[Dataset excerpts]
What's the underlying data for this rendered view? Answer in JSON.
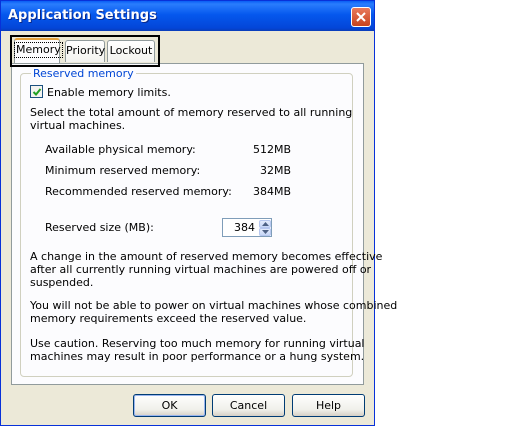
{
  "window": {
    "title": "Application Settings"
  },
  "tabs": [
    {
      "label": "Memory",
      "active": true
    },
    {
      "label": "Priority",
      "active": false
    },
    {
      "label": "Lockout",
      "active": false
    }
  ],
  "group": {
    "title": "Reserved memory",
    "enable_label": "Enable memory limits.",
    "enable_checked": true,
    "description_lines": [
      "Select the total amount of memory reserved to all running",
      "virtual machines."
    ],
    "stats": [
      {
        "label": "Available physical memory:",
        "value": "512MB"
      },
      {
        "label": "Minimum reserved memory:",
        "value": "32MB"
      },
      {
        "label": "Recommended reserved memory:",
        "value": "384MB"
      }
    ],
    "reserved_size_label": "Reserved size (MB):",
    "reserved_size_value": "384",
    "notes": [
      [
        "A change in the amount of reserved memory becomes effective",
        "after all currently running virtual machines are powered off or",
        "suspended."
      ],
      [
        "You will not be able to power on virtual machines whose combined",
        "memory requirements exceed the reserved value."
      ],
      [
        "Use caution. Reserving too much memory for running virtual",
        "machines may result in poor performance or a hung system."
      ]
    ]
  },
  "buttons": {
    "ok": "OK",
    "cancel": "Cancel",
    "help": "Help"
  },
  "icons": {
    "close": "close-icon",
    "check": "checkmark-icon",
    "spin_up": "arrow-up-icon",
    "spin_down": "arrow-down-icon"
  },
  "colors": {
    "titlebar": "#0558ee",
    "group_title": "#0046d5",
    "dialog_bg": "#ece9d8",
    "panel_bg": "#fcfcfe",
    "check": "#21a121",
    "highlight_box": "#000000"
  }
}
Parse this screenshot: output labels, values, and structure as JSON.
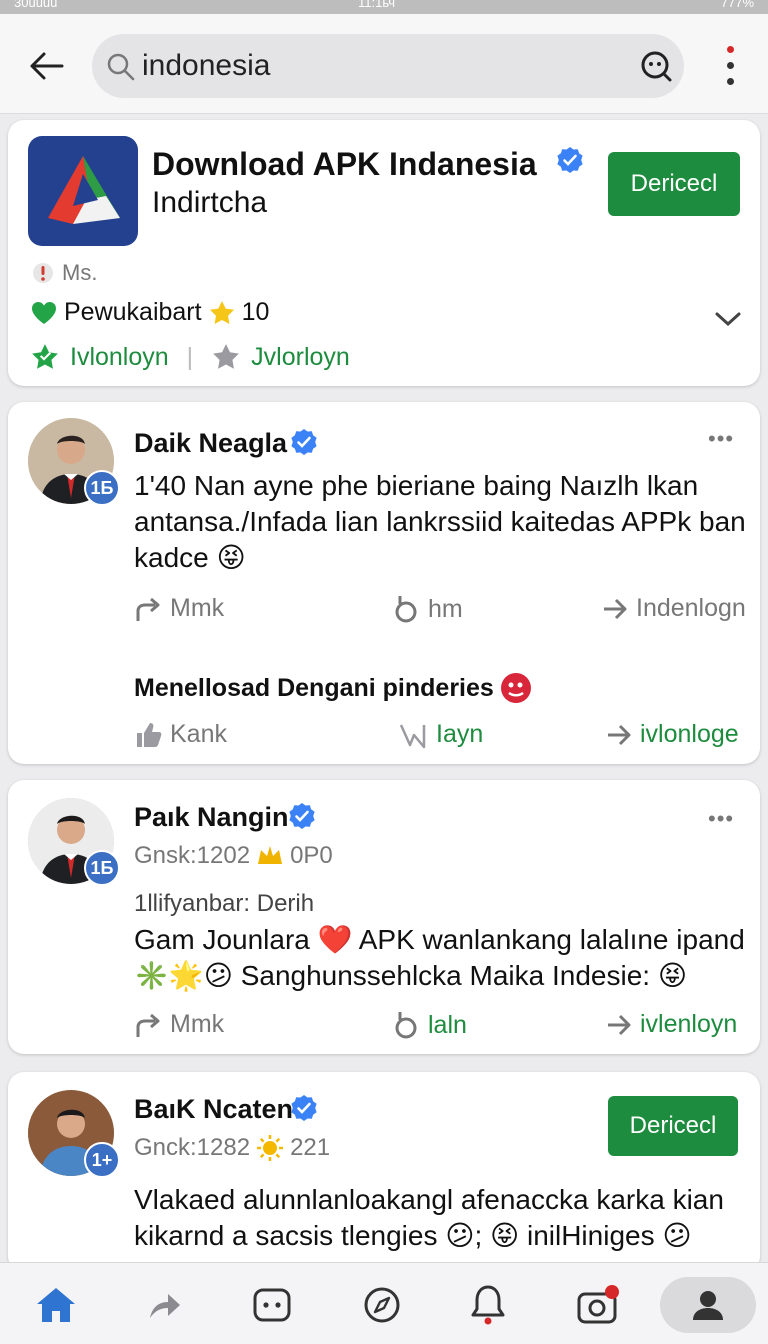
{
  "status_bar": {
    "left": "30uuuu",
    "time": "11:1ьч",
    "battery": "777%"
  },
  "search": {
    "query": "indonesia"
  },
  "app_card": {
    "title": "Download APK Indanesia",
    "subtitle": "Indirtcha",
    "install_label": "Dericecl",
    "meta": "Ms.",
    "rating_label": "Pewukaibart",
    "rating_value": "10",
    "link1": "Ivlonloyn",
    "link2": "Jvlorloyn"
  },
  "posts": [
    {
      "author": "Daik Neagla",
      "badge": "1Б",
      "text": "1'40 Nan ayne phe bieriane baing Naızlh lkan antansa./Infada lian lankrssiid kaitedas APPk ban kadce 😝",
      "actions": [
        "Mmk",
        "hm",
        "Indenlogn"
      ],
      "sub_heading": "Menellosad Dengani pinderies",
      "sub_actions": [
        "Kank",
        "Iayn",
        "ivlonloge"
      ]
    },
    {
      "author": "Paık Nangin",
      "badge": "1Б",
      "meta_line": "Gnsk:1202",
      "meta_count": "0P0",
      "meta_line2": "1llifyanbar: Derih",
      "text": "Gam Jounlara ❤️ APK wanlankang lalalıne ipand ✳️🌟😕 Sanghunssehlcka Maika Indesie: 😝",
      "actions": [
        "Mmk",
        "laln",
        "ivlenloyn"
      ]
    },
    {
      "author": "BaıK Ncaten",
      "badge": "1+",
      "meta_line": "Gnck:1282",
      "meta_count": "221",
      "button_label": "Dericecl",
      "text": "Vlakaed alunnlanloakangl afenaccka karka kian kikarnd a sacsis tlengies 😕; 😝 inilHiniges 😕"
    }
  ],
  "nav": [
    "home",
    "forward",
    "chat",
    "explore",
    "notifications",
    "camera",
    "profile"
  ],
  "colors": {
    "accent_green": "#1e8c3e",
    "verified_blue": "#3b82f6",
    "brand_blue": "#23418f"
  }
}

◆ STATED TASK ◆
Copy every record above exactly, leaving out any pictures.

◆ TASK ANSWER ◆
What's the underlying data for this rendered view? Answer in JSON.
{
  "window": {
    "title": "Application Settings"
  },
  "tabs": [
    {
      "label": "Memory",
      "active": true
    },
    {
      "label": "Priority",
      "active": false
    },
    {
      "label": "Lockout",
      "active": false
    }
  ],
  "group": {
    "title": "Reserved memory",
    "enable_label": "Enable memory limits.",
    "enable_checked": true,
    "description_lines": [
      "Select the total amount of memory reserved to all running",
      "virtual machines."
    ],
    "stats": [
      {
        "label": "Available physical memory:",
        "value": "512MB"
      },
      {
        "label": "Minimum reserved memory:",
        "value": "32MB"
      },
      {
        "label": "Recommended reserved memory:",
        "value": "384MB"
      }
    ],
    "reserved_size_label": "Reserved size (MB):",
    "reserved_size_value": "384",
    "notes": [
      [
        "A change in the amount of reserved memory becomes effective",
        "after all currently running virtual machines are powered off or",
        "suspended."
      ],
      [
        "You will not be able to power on virtual machines whose combined",
        "memory requirements exceed the reserved value."
      ],
      [
        "Use caution. Reserving too much memory for running virtual",
        "machines may result in poor performance or a hung system."
      ]
    ]
  },
  "buttons": {
    "ok": "OK",
    "cancel": "Cancel",
    "help": "Help"
  },
  "icons": {
    "close": "close-icon",
    "check": "checkmark-icon",
    "spin_up": "arrow-up-icon",
    "spin_down": "arrow-down-icon"
  },
  "colors": {
    "titlebar": "#0558ee",
    "group_title": "#0046d5",
    "dialog_bg": "#ece9d8",
    "panel_bg": "#fcfcfe",
    "check": "#21a121",
    "highlight_box": "#000000"
  }
}
Parse this screenshot: output labels, values, and structure as JSON.
{
  "status_bar": {
    "left": "30uuuu",
    "time": "11:1ьч",
    "battery": "777%"
  },
  "search": {
    "query": "indonesia"
  },
  "app_card": {
    "title": "Download APK Indanesia",
    "subtitle": "Indirtcha",
    "install_label": "Dericecl",
    "meta": "Ms.",
    "rating_label": "Pewukaibart",
    "rating_value": "10",
    "link1": "Ivlonloyn",
    "link2": "Jvlorloyn"
  },
  "posts": [
    {
      "author": "Daik Neagla",
      "badge": "1Б",
      "text": "1'40 Nan ayne phe bieriane baing Naızlh lkan antansa./Infada lian lankrssiid kaitedas APPk ban kadce 😝",
      "actions": [
        "Mmk",
        "hm",
        "Indenlogn"
      ],
      "sub_heading": "Menellosad Dengani pinderies",
      "sub_actions": [
        "Kank",
        "Iayn",
        "ivlonloge"
      ]
    },
    {
      "author": "Paık Nangin",
      "badge": "1Б",
      "meta_line": "Gnsk:1202",
      "meta_count": "0P0",
      "meta_line2": "1llifyanbar: Derih",
      "text": "Gam Jounlara ❤️ APK wanlankang lalalıne ipand ✳️🌟😕 Sanghunssehlcka Maika Indesie: 😝",
      "actions": [
        "Mmk",
        "laln",
        "ivlenloyn"
      ]
    },
    {
      "author": "BaıK Ncaten",
      "badge": "1+",
      "meta_line": "Gnck:1282",
      "meta_count": "221",
      "button_label": "Dericecl",
      "text": "Vlakaed alunnlanloakangl afenaccka karka kian kikarnd a sacsis tlengies 😕; 😝 inilHiniges 😕"
    }
  ],
  "nav": [
    "home",
    "forward",
    "chat",
    "explore",
    "notifications",
    "camera",
    "profile"
  ],
  "colors": {
    "accent_green": "#1e8c3e",
    "verified_blue": "#3b82f6",
    "brand_blue": "#23418f"
  }
}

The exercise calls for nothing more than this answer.